* Begin INFORMATION SUPPLIED *
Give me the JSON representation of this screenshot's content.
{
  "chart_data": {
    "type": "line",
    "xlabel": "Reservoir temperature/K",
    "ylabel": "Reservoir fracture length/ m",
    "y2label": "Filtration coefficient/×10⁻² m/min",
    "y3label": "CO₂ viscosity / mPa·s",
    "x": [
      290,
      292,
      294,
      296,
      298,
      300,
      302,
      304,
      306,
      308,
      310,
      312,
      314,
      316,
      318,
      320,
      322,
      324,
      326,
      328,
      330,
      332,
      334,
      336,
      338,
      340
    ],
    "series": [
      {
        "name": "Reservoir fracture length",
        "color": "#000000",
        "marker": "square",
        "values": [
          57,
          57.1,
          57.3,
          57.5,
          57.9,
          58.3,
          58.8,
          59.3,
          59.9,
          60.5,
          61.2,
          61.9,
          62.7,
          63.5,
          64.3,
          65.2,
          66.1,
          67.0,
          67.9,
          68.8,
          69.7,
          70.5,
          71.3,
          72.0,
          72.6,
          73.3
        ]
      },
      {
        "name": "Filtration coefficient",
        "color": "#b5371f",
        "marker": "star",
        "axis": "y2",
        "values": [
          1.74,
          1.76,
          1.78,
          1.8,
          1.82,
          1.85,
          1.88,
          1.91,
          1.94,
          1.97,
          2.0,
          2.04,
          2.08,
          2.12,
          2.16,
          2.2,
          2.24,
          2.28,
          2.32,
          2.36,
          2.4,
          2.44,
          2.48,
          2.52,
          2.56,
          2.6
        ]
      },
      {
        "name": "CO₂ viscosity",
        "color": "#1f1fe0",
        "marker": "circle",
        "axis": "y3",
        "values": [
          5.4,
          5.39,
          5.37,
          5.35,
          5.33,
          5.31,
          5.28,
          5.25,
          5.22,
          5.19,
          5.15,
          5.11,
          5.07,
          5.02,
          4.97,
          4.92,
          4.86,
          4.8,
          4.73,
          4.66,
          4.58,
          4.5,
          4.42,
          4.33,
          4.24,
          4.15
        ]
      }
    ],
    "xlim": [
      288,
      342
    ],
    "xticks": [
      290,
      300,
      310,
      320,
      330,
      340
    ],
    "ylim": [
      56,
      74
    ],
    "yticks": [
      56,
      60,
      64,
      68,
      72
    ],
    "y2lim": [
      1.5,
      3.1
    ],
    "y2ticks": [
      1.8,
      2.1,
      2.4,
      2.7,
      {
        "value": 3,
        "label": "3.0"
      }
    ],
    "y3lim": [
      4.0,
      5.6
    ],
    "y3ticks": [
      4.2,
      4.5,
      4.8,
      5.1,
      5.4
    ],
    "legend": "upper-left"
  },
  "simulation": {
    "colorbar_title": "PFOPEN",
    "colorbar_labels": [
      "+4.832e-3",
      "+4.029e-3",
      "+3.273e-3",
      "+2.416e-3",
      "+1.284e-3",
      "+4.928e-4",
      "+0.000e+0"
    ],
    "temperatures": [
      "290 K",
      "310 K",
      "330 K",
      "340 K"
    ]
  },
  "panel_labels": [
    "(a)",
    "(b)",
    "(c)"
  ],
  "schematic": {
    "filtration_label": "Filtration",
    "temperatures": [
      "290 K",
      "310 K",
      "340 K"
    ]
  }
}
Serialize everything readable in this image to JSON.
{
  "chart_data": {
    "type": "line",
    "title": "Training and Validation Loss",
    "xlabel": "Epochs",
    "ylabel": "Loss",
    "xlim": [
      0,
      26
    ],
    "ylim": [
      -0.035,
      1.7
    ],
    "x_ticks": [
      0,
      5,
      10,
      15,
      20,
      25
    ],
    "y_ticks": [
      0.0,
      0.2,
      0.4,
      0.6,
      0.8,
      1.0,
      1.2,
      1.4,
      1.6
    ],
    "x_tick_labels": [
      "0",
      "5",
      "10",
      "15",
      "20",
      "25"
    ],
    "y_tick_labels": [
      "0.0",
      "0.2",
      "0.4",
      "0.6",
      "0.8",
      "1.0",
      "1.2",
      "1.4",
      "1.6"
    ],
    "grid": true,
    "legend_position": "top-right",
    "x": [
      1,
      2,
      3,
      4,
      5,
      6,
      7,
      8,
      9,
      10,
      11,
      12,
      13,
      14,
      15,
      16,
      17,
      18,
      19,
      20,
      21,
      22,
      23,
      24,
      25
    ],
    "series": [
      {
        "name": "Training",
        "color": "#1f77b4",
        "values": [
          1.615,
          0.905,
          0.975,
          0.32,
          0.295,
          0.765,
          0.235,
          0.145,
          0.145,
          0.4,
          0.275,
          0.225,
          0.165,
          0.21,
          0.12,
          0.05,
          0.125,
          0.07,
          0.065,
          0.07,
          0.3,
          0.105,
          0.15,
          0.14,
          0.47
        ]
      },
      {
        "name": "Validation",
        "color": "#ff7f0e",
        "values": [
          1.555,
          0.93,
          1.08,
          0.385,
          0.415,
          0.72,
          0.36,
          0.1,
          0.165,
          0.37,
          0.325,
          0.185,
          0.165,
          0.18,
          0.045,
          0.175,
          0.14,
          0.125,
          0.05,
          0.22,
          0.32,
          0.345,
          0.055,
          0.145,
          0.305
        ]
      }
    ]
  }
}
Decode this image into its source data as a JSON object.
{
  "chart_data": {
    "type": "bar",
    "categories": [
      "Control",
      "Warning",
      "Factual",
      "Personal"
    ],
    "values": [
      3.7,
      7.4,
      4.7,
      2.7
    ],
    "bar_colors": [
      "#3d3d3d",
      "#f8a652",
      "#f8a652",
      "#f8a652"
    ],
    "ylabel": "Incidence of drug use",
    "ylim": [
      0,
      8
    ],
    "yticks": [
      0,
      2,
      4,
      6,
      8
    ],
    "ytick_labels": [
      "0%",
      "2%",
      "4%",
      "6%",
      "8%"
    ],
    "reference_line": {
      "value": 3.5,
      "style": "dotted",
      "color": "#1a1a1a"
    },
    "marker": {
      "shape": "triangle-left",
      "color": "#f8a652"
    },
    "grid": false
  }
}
* End INFORMATION SUPPLIED *
Go through the listing above and pull out each line containing the word "this".

Give me the JSON representation of this screenshot's content.
Serialize everything readable in this image to JSON.
Decode this image into its source data as a JSON object.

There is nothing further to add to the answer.